The listing below should be printed exactly, every line of it. Skip the pictures.

** START Material supplied **

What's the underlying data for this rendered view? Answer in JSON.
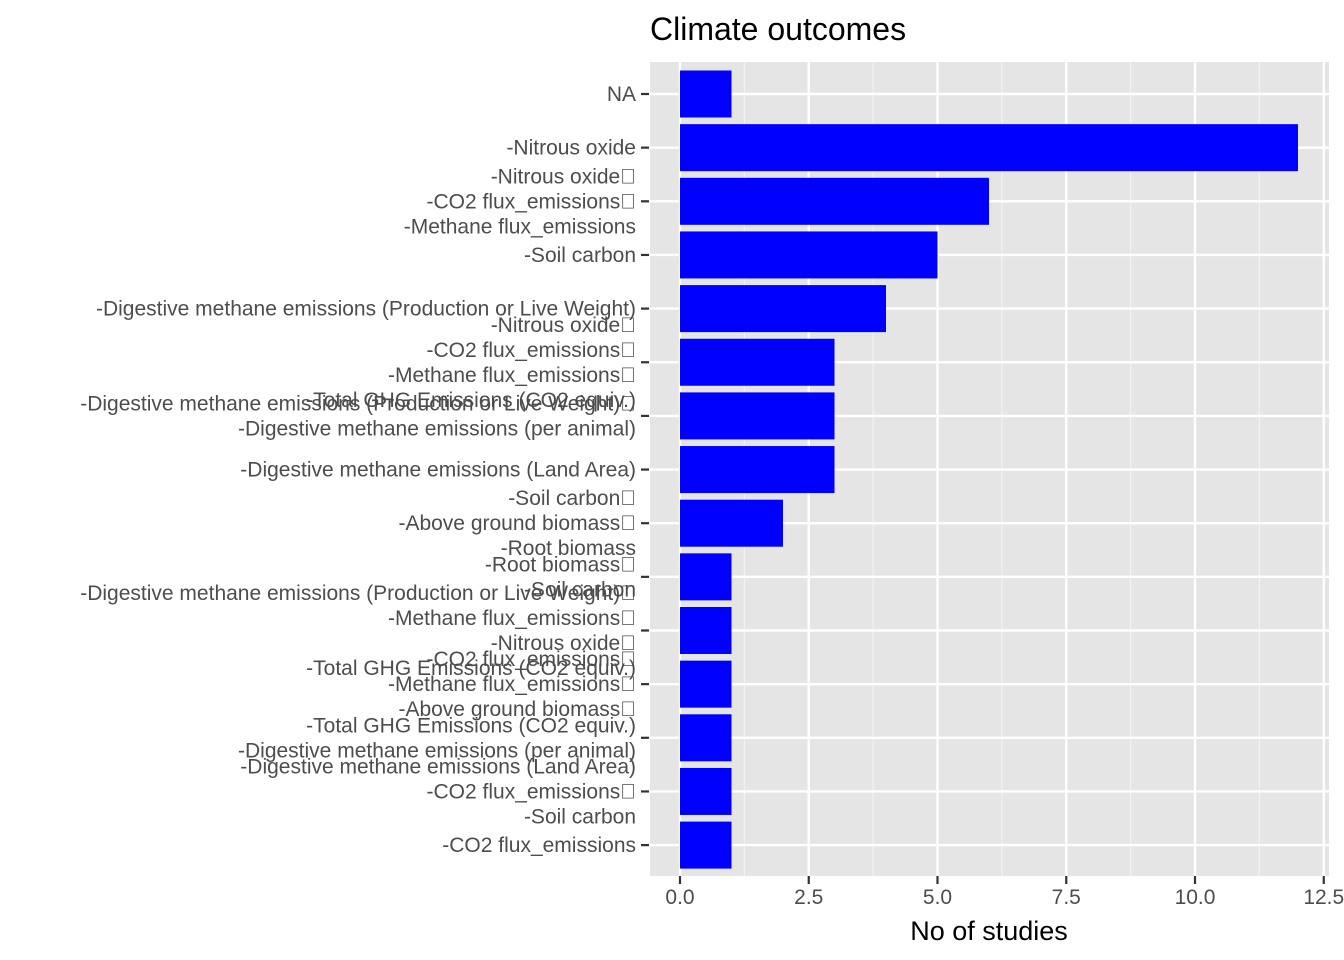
{
  "chart_data": {
    "type": "bar",
    "orientation": "horizontal",
    "title": "Climate outcomes",
    "xlabel": "No of studies",
    "ylabel": "",
    "xlim": [
      0,
      12.5
    ],
    "xticks": [
      "0.0",
      "2.5",
      "5.0",
      "7.5",
      "10.0",
      "12.5"
    ],
    "xtick_values": [
      0,
      2.5,
      5,
      7.5,
      10,
      12.5
    ],
    "grid": true,
    "bar_color": "#0000ff",
    "panel_color": "#e5e5e5",
    "grid_color": "#ffffff",
    "categories": [
      {
        "lines": [
          "NA"
        ],
        "value": 1
      },
      {
        "lines": [
          "-Nitrous oxide"
        ],
        "value": 12
      },
      {
        "lines": [
          "-Nitrous oxide\u0000",
          "-CO2 flux_emissions\u0000",
          "-Methane flux_emissions"
        ],
        "value": 6
      },
      {
        "lines": [
          "-Soil carbon"
        ],
        "value": 5
      },
      {
        "lines": [
          "-Digestive methane emissions (Production or Live Weight)"
        ],
        "value": 4
      },
      {
        "lines": [
          "-Nitrous oxide\u0000",
          "-CO2 flux_emissions\u0000",
          "-Methane flux_emissions\u0000",
          "-Total GHG Emissions (CO2 equiv.)"
        ],
        "value": 3
      },
      {
        "lines": [
          "-Digestive methane emissions (Production or Live Weight)\u0000",
          "-Digestive methane emissions (per animal)"
        ],
        "value": 3
      },
      {
        "lines": [
          "-Digestive methane emissions (Land Area)"
        ],
        "value": 3
      },
      {
        "lines": [
          "-Soil carbon\u0000",
          "-Above ground biomass\u0000",
          "-Root biomass"
        ],
        "value": 2
      },
      {
        "lines": [
          "-Root biomass\u0000",
          "-Soil carbon"
        ],
        "value": 1
      },
      {
        "lines": [
          "-Digestive methane emissions (Production or Live Weight)\u0000",
          "-Methane flux_emissions\u0000",
          "-Nitrous oxide\u0000",
          "-Total GHG Emissions (CO2 equiv.)"
        ],
        "value": 1
      },
      {
        "lines": [
          "-CO2 flux_emissions\u0000",
          "-Methane flux_emissions\u0000",
          "-Above ground biomass\u0000"
        ],
        "value": 1
      },
      {
        "lines": [
          "-Total GHG Emissions (CO2 equiv.)",
          "-Digestive methane emissions (per animal)"
        ],
        "value": 1
      },
      {
        "lines": [
          "-Digestive methane emissions (Land Area)",
          "-CO2 flux_emissions\u0000",
          "-Soil carbon"
        ],
        "value": 1
      },
      {
        "lines": [
          "-CO2 flux_emissions"
        ],
        "value": 1
      }
    ]
  }
}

** END Material supplied **

• The completed task:
What's the underlying data for this rendered view? Answer in JSON.
{
  "chart_data": {
    "type": "bar",
    "orientation": "horizontal",
    "title": "Climate outcomes",
    "xlabel": "No of studies",
    "ylabel": "",
    "xlim": [
      0,
      12.5
    ],
    "xticks": [
      "0.0",
      "2.5",
      "5.0",
      "7.5",
      "10.0",
      "12.5"
    ],
    "xtick_values": [
      0,
      2.5,
      5,
      7.5,
      10,
      12.5
    ],
    "grid": true,
    "bar_color": "#0000ff",
    "panel_color": "#e5e5e5",
    "grid_color": "#ffffff",
    "categories": [
      {
        "lines": [
          "NA"
        ],
        "value": 1
      },
      {
        "lines": [
          "-Nitrous oxide"
        ],
        "value": 12
      },
      {
        "lines": [
          "-Nitrous oxide\u0000",
          "-CO2 flux_emissions\u0000",
          "-Methane flux_emissions"
        ],
        "value": 6
      },
      {
        "lines": [
          "-Soil carbon"
        ],
        "value": 5
      },
      {
        "lines": [
          "-Digestive methane emissions (Production or Live Weight)"
        ],
        "value": 4
      },
      {
        "lines": [
          "-Nitrous oxide\u0000",
          "-CO2 flux_emissions\u0000",
          "-Methane flux_emissions\u0000",
          "-Total GHG Emissions (CO2 equiv.)"
        ],
        "value": 3
      },
      {
        "lines": [
          "-Digestive methane emissions (Production or Live Weight)\u0000",
          "-Digestive methane emissions (per animal)"
        ],
        "value": 3
      },
      {
        "lines": [
          "-Digestive methane emissions (Land Area)"
        ],
        "value": 3
      },
      {
        "lines": [
          "-Soil carbon\u0000",
          "-Above ground biomass\u0000",
          "-Root biomass"
        ],
        "value": 2
      },
      {
        "lines": [
          "-Root biomass\u0000",
          "-Soil carbon"
        ],
        "value": 1
      },
      {
        "lines": [
          "-Digestive methane emissions (Production or Live Weight)\u0000",
          "-Methane flux_emissions\u0000",
          "-Nitrous oxide\u0000",
          "-Total GHG Emissions (CO2 equiv.)"
        ],
        "value": 1
      },
      {
        "lines": [
          "-CO2 flux_emissions\u0000",
          "-Methane flux_emissions\u0000",
          "-Above ground biomass\u0000"
        ],
        "value": 1
      },
      {
        "lines": [
          "-Total GHG Emissions (CO2 equiv.)",
          "-Digestive methane emissions (per animal)"
        ],
        "value": 1
      },
      {
        "lines": [
          "-Digestive methane emissions (Land Area)",
          "-CO2 flux_emissions\u0000",
          "-Soil carbon"
        ],
        "value": 1
      },
      {
        "lines": [
          "-CO2 flux_emissions"
        ],
        "value": 1
      }
    ]
  }
}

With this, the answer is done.